• Job: Copy every entry exactly as given, minus the images.

Source data

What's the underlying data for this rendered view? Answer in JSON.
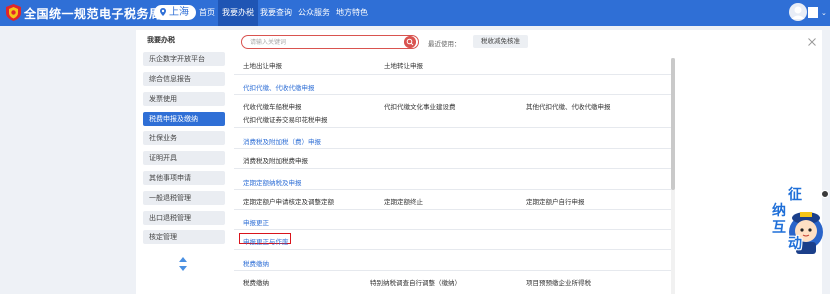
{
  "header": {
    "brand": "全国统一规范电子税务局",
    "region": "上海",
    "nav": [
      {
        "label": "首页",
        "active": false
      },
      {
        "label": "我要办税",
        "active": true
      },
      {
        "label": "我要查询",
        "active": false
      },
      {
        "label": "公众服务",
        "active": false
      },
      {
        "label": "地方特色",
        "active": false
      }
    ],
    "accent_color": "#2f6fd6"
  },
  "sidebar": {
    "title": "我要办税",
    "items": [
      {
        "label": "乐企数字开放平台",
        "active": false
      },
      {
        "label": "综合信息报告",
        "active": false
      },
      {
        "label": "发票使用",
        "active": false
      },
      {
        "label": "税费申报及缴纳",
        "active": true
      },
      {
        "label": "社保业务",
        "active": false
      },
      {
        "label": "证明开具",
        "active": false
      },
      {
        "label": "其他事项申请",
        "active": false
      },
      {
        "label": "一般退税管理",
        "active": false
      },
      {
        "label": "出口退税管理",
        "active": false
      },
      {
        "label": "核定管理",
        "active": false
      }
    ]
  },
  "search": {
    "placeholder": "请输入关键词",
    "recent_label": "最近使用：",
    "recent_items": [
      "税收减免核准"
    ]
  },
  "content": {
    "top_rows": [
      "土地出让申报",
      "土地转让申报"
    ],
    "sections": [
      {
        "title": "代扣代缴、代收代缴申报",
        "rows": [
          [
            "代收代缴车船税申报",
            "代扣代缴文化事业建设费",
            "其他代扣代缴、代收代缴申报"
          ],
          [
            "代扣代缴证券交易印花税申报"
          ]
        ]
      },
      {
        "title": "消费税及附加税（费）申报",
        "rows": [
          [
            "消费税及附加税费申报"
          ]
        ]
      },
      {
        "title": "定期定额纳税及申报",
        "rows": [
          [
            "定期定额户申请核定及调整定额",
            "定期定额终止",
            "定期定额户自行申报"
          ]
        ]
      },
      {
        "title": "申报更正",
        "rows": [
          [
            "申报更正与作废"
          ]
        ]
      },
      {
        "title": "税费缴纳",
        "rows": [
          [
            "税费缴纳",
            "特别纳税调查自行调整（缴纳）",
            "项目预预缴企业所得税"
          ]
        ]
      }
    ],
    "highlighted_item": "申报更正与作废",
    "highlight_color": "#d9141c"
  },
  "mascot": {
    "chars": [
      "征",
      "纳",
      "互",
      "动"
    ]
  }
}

• Solved exercise:
What's the underlying data for this rendered view? Answer in JSON.
{
  "header": {
    "brand": "全国统一规范电子税务局",
    "region": "上海",
    "nav": [
      {
        "label": "首页",
        "active": false
      },
      {
        "label": "我要办税",
        "active": true
      },
      {
        "label": "我要查询",
        "active": false
      },
      {
        "label": "公众服务",
        "active": false
      },
      {
        "label": "地方特色",
        "active": false
      }
    ],
    "accent_color": "#2f6fd6"
  },
  "sidebar": {
    "title": "我要办税",
    "items": [
      {
        "label": "乐企数字开放平台",
        "active": false
      },
      {
        "label": "综合信息报告",
        "active": false
      },
      {
        "label": "发票使用",
        "active": false
      },
      {
        "label": "税费申报及缴纳",
        "active": true
      },
      {
        "label": "社保业务",
        "active": false
      },
      {
        "label": "证明开具",
        "active": false
      },
      {
        "label": "其他事项申请",
        "active": false
      },
      {
        "label": "一般退税管理",
        "active": false
      },
      {
        "label": "出口退税管理",
        "active": false
      },
      {
        "label": "核定管理",
        "active": false
      }
    ]
  },
  "search": {
    "placeholder": "请输入关键词",
    "recent_label": "最近使用：",
    "recent_items": [
      "税收减免核准"
    ]
  },
  "content": {
    "top_rows": [
      "土地出让申报",
      "土地转让申报"
    ],
    "sections": [
      {
        "title": "代扣代缴、代收代缴申报",
        "rows": [
          [
            "代收代缴车船税申报",
            "代扣代缴文化事业建设费",
            "其他代扣代缴、代收代缴申报"
          ],
          [
            "代扣代缴证券交易印花税申报"
          ]
        ]
      },
      {
        "title": "消费税及附加税（费）申报",
        "rows": [
          [
            "消费税及附加税费申报"
          ]
        ]
      },
      {
        "title": "定期定额纳税及申报",
        "rows": [
          [
            "定期定额户申请核定及调整定额",
            "定期定额终止",
            "定期定额户自行申报"
          ]
        ]
      },
      {
        "title": "申报更正",
        "rows": [
          [
            "申报更正与作废"
          ]
        ]
      },
      {
        "title": "税费缴纳",
        "rows": [
          [
            "税费缴纳",
            "特别纳税调查自行调整（缴纳）",
            "项目预预缴企业所得税"
          ]
        ]
      }
    ],
    "highlighted_item": "申报更正与作废",
    "highlight_color": "#d9141c"
  },
  "mascot": {
    "chars": [
      "征",
      "纳",
      "互",
      "动"
    ]
  }
}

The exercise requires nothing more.